EXTRAIT:
1er jour
Nous avons choisi de partir ces 2 jours (21-22 juillet 2008) avec le minimum de provisions et de manger ce qu'on pêcherait ! (un peu ambitieux)
Départ de Fromentine (1) en fin de matinée avec un vent de force 2 et une mer peu agitée. Nous passons par le pont de Noirmoutier (2) et longeons la côte ouest de l’île (Barbatre (3), La Guérinière (4), l'Epine (5)).
Le vent de secteur nord ouest nous contraint à tirer pas mal de bords et nous plaque contre la côte. La mer est montante, nous passons entre les hauts fonds des Boeufs et la plage et évitons les roches de la Loire.
Après le passage du port des Morins (6), le vent se lève et passe à force 3. Nous apercevons à présent distinctement l’île du Pilier (7) distante encore de 5 ou 6 miles.
Plus nous nous éloignons de Noirmoutier et plus la houle grossit. Le vent a forci. Il est maintenant passé à force 4.
Vent de face, je choisis de naviguer au près car les vagues sont maintenant assez hautes et la navigation au vent de travers est un peu dangereuse dans ces conditions.

Le vent se calme lorsque nous passons le cap de l'île. C'est à ce moment que nous choisissons d'affaler les voiles pour faire une approche au moteur. L'accès à la voile est beaucoup trop risqué.
Nous apercevons une petite crique où nous choisissons de beacher pour la nuit. L'accès s'annonce sportif : la plage est bordée de rochers, la mer est haute et nous avons du mal à deviner certaines roches à peine immergées.

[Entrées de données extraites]
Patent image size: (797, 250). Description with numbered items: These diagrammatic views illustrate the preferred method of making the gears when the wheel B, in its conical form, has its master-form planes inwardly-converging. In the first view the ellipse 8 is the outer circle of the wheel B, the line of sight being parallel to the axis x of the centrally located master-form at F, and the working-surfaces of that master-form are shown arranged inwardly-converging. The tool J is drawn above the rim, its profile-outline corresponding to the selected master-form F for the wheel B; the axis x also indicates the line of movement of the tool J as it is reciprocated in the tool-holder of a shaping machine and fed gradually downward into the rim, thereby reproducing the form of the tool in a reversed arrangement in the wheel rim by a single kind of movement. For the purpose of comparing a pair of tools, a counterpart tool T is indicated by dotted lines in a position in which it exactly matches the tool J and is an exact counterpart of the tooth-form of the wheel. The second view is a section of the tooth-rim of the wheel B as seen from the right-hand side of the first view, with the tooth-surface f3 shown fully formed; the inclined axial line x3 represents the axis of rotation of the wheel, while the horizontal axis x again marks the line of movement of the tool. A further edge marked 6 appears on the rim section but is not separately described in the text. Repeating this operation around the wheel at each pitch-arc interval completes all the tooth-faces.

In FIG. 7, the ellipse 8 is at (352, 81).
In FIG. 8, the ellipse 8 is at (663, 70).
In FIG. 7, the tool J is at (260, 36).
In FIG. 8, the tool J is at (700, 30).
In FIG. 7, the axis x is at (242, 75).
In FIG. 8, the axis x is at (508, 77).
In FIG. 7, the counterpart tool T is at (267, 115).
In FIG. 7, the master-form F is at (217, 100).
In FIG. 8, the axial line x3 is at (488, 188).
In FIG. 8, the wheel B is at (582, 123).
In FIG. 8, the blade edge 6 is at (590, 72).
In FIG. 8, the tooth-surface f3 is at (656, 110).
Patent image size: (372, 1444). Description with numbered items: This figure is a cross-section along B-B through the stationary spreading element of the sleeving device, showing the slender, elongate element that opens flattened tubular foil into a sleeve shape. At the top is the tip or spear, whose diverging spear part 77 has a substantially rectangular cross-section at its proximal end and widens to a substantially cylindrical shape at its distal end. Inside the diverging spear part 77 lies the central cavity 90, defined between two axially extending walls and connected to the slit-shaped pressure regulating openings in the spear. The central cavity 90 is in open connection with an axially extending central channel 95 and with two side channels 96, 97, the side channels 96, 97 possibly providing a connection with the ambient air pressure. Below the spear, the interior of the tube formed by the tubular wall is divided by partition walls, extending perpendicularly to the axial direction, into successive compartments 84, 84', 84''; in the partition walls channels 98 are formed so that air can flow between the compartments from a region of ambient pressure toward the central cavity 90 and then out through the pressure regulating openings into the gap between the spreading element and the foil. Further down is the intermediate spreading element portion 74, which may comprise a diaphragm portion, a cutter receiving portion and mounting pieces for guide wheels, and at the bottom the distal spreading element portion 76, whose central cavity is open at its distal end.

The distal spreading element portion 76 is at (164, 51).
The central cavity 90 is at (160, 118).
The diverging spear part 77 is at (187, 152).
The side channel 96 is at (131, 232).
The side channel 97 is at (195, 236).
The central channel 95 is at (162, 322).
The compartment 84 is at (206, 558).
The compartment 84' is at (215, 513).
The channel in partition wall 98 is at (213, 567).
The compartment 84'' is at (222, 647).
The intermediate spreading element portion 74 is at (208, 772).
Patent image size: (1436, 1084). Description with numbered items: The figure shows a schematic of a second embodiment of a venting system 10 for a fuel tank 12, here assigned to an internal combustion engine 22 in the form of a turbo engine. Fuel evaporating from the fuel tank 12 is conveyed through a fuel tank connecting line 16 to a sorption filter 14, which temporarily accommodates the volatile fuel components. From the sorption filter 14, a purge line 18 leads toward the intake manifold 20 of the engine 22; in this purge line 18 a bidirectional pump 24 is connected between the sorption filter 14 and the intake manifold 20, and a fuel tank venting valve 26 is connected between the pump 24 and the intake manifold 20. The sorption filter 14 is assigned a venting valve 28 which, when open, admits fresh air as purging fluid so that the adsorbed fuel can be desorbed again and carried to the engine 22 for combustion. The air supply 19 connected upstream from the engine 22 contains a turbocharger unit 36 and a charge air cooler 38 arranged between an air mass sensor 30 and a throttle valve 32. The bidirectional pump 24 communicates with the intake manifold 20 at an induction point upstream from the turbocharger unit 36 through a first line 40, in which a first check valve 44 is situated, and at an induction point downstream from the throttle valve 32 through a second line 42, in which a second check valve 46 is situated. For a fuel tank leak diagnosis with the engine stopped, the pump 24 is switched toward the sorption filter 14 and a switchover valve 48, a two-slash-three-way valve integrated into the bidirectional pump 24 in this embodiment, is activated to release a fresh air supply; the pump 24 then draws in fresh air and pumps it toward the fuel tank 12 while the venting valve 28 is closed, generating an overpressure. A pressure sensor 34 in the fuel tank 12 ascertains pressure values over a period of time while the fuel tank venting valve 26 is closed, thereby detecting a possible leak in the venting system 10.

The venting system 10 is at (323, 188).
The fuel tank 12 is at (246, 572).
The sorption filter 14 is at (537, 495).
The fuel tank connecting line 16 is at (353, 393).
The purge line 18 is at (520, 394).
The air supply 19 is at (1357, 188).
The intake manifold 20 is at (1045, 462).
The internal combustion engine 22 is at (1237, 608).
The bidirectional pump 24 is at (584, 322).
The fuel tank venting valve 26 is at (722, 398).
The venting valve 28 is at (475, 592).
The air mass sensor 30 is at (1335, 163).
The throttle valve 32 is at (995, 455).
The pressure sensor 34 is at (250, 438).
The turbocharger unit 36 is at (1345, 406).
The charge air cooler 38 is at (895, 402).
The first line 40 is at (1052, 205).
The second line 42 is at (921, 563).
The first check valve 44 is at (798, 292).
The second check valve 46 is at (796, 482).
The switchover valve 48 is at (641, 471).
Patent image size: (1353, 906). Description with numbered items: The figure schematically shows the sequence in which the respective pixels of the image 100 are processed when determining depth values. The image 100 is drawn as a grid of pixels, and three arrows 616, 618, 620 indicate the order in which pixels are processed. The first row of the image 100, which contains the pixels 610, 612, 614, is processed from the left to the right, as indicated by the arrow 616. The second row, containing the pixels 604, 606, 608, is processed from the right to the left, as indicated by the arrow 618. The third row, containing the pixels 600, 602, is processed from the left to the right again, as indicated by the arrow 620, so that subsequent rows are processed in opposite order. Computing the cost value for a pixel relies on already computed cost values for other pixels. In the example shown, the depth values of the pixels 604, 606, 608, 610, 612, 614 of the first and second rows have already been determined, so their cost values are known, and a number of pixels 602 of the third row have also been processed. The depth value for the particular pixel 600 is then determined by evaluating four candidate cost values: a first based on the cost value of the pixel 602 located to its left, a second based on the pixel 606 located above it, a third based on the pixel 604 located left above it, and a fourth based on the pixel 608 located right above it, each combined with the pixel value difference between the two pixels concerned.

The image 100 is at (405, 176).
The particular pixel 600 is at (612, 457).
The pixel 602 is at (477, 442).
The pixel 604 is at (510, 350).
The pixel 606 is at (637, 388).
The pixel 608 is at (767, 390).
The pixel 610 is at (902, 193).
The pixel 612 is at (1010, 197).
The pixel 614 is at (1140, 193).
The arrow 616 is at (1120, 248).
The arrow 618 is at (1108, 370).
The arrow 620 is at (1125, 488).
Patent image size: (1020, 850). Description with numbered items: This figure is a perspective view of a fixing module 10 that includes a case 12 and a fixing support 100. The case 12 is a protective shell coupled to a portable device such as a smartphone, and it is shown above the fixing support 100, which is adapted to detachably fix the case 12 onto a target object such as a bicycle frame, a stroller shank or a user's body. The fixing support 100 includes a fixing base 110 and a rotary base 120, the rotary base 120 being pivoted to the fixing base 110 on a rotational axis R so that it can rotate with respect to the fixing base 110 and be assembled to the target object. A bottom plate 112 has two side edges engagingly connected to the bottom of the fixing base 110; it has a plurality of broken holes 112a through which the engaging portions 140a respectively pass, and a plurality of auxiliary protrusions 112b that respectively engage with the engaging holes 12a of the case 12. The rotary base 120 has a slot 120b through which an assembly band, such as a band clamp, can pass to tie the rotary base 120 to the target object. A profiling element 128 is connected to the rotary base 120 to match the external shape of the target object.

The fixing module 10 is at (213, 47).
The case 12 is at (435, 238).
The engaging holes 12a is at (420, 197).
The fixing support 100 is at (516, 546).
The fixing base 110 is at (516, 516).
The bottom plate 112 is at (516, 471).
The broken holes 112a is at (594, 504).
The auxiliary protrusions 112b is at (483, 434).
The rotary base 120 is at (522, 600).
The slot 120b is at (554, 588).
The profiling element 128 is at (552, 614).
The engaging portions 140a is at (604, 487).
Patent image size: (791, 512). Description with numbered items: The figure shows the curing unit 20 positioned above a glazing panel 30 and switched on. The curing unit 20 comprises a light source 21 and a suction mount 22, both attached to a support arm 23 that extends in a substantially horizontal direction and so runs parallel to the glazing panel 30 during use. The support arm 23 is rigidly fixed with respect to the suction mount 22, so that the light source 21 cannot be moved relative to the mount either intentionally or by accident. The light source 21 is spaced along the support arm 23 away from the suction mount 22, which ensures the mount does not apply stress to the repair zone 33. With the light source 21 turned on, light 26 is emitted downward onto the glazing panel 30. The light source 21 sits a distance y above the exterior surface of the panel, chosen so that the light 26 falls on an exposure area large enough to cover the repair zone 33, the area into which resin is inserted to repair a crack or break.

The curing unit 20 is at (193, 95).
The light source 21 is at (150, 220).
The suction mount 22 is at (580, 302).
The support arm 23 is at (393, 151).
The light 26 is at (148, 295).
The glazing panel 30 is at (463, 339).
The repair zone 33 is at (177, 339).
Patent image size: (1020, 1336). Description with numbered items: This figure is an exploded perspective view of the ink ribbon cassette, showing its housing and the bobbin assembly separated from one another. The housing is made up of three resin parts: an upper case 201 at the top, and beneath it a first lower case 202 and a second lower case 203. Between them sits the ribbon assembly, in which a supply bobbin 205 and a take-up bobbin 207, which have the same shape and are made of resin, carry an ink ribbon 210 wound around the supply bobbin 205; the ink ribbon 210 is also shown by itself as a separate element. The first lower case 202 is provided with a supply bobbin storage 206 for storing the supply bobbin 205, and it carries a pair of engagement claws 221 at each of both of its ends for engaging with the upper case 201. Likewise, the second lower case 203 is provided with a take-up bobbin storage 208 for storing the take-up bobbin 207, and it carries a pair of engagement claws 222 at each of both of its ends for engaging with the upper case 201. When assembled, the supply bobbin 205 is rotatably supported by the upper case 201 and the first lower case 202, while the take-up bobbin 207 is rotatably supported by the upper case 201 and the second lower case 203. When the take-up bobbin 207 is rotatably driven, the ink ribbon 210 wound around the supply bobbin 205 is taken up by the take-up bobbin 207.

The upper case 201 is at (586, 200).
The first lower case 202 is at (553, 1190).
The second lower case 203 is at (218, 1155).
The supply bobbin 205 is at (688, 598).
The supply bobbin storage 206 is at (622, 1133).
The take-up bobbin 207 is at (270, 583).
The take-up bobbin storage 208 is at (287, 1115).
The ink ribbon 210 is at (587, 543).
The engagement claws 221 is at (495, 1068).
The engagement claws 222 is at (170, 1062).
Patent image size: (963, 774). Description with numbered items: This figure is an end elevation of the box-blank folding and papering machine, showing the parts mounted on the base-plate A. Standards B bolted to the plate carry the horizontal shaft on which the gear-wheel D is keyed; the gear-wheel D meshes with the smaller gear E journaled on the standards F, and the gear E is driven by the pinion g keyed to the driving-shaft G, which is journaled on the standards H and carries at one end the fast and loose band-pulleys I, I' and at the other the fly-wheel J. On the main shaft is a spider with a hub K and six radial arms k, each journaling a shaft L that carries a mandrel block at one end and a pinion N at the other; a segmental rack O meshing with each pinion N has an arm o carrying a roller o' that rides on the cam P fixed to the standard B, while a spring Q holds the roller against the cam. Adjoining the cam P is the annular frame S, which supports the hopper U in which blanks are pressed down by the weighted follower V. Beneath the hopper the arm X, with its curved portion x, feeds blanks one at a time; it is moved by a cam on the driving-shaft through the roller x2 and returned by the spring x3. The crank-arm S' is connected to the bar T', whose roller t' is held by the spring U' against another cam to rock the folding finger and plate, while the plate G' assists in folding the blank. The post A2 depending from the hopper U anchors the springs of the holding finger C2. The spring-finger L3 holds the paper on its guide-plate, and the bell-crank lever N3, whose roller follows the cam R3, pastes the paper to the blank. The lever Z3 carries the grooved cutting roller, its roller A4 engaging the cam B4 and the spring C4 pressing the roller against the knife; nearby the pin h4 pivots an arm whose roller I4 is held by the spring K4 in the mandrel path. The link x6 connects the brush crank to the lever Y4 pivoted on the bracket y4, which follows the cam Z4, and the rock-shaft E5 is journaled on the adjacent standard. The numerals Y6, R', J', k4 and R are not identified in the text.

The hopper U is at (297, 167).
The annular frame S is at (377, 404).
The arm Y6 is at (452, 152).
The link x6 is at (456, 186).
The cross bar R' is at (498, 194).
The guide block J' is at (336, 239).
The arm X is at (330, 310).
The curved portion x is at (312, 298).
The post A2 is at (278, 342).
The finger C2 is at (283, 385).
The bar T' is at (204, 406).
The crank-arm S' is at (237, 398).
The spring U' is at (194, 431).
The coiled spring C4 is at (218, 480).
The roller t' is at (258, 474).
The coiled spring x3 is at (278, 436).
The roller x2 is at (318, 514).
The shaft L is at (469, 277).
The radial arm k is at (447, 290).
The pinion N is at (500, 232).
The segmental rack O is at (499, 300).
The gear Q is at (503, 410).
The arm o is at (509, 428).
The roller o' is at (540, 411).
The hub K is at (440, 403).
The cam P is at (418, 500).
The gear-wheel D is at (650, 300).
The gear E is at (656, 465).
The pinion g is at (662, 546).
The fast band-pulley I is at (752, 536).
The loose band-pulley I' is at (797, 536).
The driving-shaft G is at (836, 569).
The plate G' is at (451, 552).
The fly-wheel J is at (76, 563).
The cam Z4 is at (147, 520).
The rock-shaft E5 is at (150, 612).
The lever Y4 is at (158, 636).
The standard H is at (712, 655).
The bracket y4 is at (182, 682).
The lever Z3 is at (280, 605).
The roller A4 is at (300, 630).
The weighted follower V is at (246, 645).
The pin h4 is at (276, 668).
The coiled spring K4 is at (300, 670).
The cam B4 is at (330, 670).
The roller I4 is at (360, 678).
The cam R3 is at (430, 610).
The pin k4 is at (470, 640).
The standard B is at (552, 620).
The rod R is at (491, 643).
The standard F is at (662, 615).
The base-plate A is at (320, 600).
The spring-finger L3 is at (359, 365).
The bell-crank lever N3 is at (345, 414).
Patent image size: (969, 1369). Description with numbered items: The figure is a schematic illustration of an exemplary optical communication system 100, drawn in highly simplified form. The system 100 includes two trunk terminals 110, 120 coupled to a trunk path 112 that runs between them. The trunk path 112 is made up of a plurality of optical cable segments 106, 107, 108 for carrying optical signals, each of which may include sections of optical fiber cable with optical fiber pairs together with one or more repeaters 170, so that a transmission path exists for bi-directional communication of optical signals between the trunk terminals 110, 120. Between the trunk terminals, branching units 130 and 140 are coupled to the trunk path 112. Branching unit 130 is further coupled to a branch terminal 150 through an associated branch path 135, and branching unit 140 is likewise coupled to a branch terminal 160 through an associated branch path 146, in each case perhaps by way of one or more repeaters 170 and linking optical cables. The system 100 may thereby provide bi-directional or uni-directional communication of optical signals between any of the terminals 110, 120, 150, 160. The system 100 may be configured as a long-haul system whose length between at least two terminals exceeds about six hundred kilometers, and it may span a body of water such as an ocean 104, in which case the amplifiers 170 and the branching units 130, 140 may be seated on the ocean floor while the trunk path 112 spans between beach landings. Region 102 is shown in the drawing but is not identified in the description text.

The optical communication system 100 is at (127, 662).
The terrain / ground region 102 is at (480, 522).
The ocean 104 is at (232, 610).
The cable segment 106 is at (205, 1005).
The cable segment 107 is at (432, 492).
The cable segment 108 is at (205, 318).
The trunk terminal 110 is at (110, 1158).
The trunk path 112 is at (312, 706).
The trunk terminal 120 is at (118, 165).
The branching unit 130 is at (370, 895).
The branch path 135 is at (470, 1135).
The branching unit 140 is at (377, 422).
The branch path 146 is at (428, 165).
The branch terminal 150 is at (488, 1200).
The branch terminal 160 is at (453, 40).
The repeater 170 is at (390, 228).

CONSIGNE:
Rédigez la suite du récit de navigation vers l'île du Pilier, en reprenant juste après la dernière phrase de l'extrait.

VOTRE RÉPONSE:
Val est au moteur et nous tentons de le guider le mieux possible. La houle et le vent ne nous aident pas beaucoup. Nous n'avons pas droit à l'erreur.
Tant bien que mal nous arrivons sur la plage.

Débarquement
On balance notre stock sur le sable. Nous décidons de laisser le bateau sur la plage, arrivés à marée haute à 20h, nous pourrons tranquillement repartir au petit matin avec la prochaine marée.
On apprécie vraiment de fouler le sable et gagner la terre ferme après 6 bonnes heures de navigation éreintante.

On en profite pour découvrir cette petite île inhabitée. Elle s'étend sur 800 mètres du nord au sud et sur 150 mètres d'Est en Ouest. La côte ouest est bordée de falaises abruptes.
Tandis qu'on trouve plusieurs petites plages sur la côte Est, une petite jetée permet d'accoster et plusieurs corps morts sont disponibles pour mouiller la nuit.



L'ancien sémaphore est au milieu de l'île.
Le phare, lui, est au nord de l'île. Il s'agit d'un des plus puissants de l'Atlantique nord. Il permet de baliser l'estuaire de la Loire pour les cargos.



L'île est aussi connue pour héberger une massive colonie de goélands. Nous devons slalomer entre le guano !
L'heure du dîner approche et nous n'avons rien pêché ! Les quelques lancerds à la mitraillette sur la jetée ne donnent rien malgré les nombreuses silhouettes de poissons aux abords de la côte.
Nous nous résignons à manger des berniques et du riz autour d'un bon feu de camp.



Nous plantons les tentes à l'abri d'une crique. A minuit, tout le monde est couché !
Le concert de mouettes ne s'arrête qu'entre 2h et 4h du matin.

2ème jour
A 6h, debout ! On observe un joli lever de soleil !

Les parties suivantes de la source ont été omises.